--- BEGIN ---

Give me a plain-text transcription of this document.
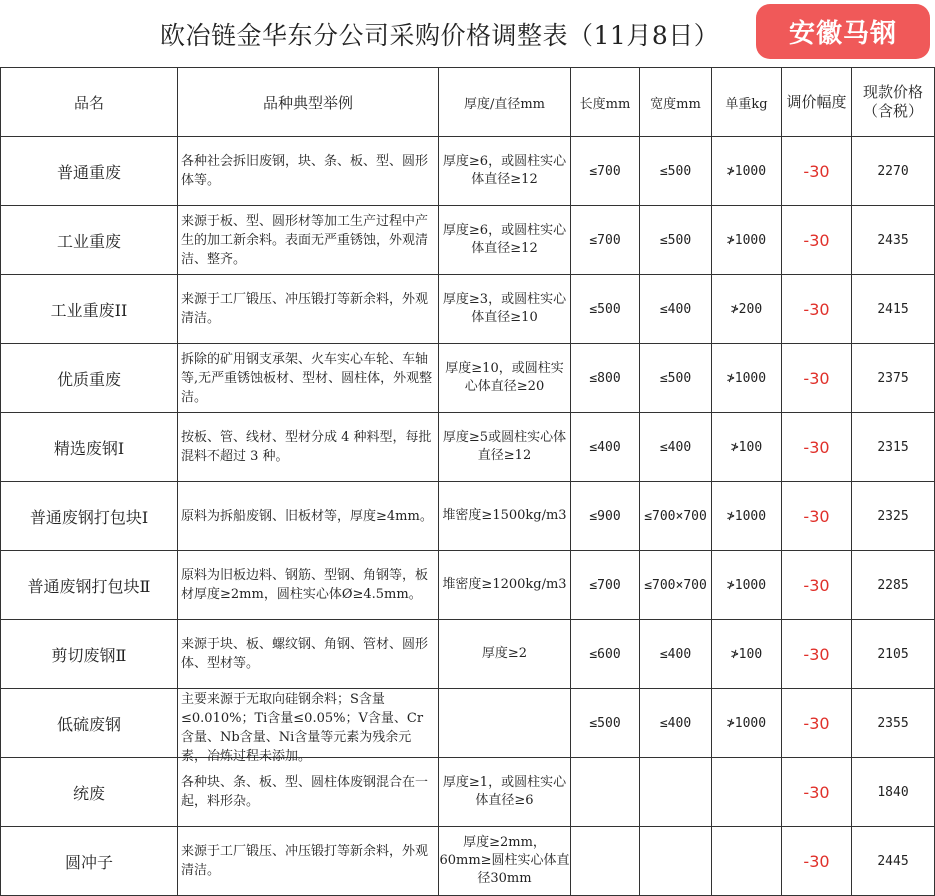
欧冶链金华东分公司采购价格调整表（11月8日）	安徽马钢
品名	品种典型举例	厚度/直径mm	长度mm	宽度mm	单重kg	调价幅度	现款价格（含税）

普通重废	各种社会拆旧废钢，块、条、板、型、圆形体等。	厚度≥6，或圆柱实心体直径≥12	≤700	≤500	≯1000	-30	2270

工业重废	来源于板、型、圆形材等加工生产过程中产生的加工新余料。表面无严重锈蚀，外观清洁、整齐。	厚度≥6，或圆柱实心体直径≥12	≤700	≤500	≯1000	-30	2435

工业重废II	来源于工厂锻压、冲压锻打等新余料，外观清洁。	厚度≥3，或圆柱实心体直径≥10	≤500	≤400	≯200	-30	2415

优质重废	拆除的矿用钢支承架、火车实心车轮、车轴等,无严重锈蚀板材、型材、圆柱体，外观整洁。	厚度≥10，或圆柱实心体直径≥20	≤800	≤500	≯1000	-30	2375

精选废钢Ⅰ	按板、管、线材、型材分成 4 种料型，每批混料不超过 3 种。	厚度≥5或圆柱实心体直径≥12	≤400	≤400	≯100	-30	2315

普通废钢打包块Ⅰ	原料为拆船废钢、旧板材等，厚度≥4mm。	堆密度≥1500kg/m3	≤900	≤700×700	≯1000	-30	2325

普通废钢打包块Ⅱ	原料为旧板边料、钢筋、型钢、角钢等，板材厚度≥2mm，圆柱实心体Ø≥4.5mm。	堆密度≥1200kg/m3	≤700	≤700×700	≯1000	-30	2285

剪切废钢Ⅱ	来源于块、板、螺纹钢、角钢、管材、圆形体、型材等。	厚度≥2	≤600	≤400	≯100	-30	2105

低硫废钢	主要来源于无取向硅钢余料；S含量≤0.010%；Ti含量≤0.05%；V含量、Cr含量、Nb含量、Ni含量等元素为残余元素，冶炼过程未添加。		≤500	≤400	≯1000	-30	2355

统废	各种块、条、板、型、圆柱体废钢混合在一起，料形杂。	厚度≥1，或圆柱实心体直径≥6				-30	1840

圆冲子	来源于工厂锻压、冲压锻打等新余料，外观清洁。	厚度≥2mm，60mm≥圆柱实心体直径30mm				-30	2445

--- END ---
--- BEGIN ---

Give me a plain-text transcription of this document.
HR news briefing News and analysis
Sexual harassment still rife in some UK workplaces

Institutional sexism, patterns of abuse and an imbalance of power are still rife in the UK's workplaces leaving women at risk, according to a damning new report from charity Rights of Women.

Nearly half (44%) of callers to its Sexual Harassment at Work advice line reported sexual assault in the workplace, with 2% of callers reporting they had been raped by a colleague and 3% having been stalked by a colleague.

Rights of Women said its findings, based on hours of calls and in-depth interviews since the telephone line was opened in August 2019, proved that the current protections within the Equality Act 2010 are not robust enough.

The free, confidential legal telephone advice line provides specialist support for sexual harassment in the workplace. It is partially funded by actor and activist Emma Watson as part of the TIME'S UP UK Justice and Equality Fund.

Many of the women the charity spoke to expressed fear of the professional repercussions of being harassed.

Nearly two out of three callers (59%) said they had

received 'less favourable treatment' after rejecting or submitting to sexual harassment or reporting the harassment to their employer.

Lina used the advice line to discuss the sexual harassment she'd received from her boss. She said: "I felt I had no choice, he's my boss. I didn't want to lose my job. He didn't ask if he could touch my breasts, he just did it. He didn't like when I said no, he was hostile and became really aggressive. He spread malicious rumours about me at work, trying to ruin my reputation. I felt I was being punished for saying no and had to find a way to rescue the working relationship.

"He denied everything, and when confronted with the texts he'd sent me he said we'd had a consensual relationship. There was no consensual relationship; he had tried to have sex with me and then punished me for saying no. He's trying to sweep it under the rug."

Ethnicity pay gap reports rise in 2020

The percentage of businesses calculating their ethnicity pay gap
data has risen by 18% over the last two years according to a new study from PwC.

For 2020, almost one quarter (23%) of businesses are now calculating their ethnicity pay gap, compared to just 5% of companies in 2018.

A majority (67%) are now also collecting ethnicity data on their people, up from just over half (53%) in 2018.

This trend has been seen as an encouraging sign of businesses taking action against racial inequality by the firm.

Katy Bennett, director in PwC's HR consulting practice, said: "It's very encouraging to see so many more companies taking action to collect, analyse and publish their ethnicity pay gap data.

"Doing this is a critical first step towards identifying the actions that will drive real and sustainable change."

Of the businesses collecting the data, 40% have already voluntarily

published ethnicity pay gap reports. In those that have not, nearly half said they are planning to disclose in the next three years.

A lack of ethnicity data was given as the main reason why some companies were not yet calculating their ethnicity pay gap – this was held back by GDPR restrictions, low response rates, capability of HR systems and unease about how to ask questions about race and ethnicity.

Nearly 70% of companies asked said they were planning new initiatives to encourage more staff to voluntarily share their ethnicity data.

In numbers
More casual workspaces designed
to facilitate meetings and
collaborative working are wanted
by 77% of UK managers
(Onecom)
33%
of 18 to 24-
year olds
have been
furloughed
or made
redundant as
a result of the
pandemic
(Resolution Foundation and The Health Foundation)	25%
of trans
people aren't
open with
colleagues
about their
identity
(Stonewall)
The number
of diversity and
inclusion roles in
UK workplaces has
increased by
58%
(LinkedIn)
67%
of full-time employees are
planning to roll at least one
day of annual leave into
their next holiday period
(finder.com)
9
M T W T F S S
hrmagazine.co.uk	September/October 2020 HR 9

--- END ---
--- BEGIN ---

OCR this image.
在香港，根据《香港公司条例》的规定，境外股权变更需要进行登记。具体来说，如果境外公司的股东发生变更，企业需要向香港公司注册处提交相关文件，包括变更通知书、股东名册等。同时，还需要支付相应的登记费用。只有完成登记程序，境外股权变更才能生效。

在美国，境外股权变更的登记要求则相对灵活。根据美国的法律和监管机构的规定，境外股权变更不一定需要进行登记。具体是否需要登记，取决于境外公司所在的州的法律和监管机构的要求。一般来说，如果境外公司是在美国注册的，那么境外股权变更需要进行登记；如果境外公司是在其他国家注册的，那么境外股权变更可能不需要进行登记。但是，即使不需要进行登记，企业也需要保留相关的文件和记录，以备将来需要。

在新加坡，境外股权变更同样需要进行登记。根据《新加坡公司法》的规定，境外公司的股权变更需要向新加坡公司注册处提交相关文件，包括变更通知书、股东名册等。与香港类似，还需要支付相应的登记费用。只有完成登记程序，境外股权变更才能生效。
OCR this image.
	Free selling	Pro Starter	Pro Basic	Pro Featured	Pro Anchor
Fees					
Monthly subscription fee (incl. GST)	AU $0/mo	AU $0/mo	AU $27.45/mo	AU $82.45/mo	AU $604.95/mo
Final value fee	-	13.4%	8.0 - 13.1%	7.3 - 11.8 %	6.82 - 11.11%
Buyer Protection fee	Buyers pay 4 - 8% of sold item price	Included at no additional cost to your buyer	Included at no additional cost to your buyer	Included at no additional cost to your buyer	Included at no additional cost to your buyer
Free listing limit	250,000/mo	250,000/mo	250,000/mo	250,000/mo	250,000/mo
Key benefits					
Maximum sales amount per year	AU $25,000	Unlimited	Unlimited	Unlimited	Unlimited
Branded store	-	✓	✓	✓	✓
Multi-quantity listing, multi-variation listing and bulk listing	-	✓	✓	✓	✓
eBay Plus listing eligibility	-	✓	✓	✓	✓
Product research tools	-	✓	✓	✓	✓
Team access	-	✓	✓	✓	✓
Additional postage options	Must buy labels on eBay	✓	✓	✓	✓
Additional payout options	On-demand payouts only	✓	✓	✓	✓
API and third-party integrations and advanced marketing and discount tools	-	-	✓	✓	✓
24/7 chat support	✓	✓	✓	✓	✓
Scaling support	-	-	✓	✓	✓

--- END ---

• **Instructions for the task**
Determine the number of lines in the records that include the string "companies", and respond with that number only.

• **Written solution**
4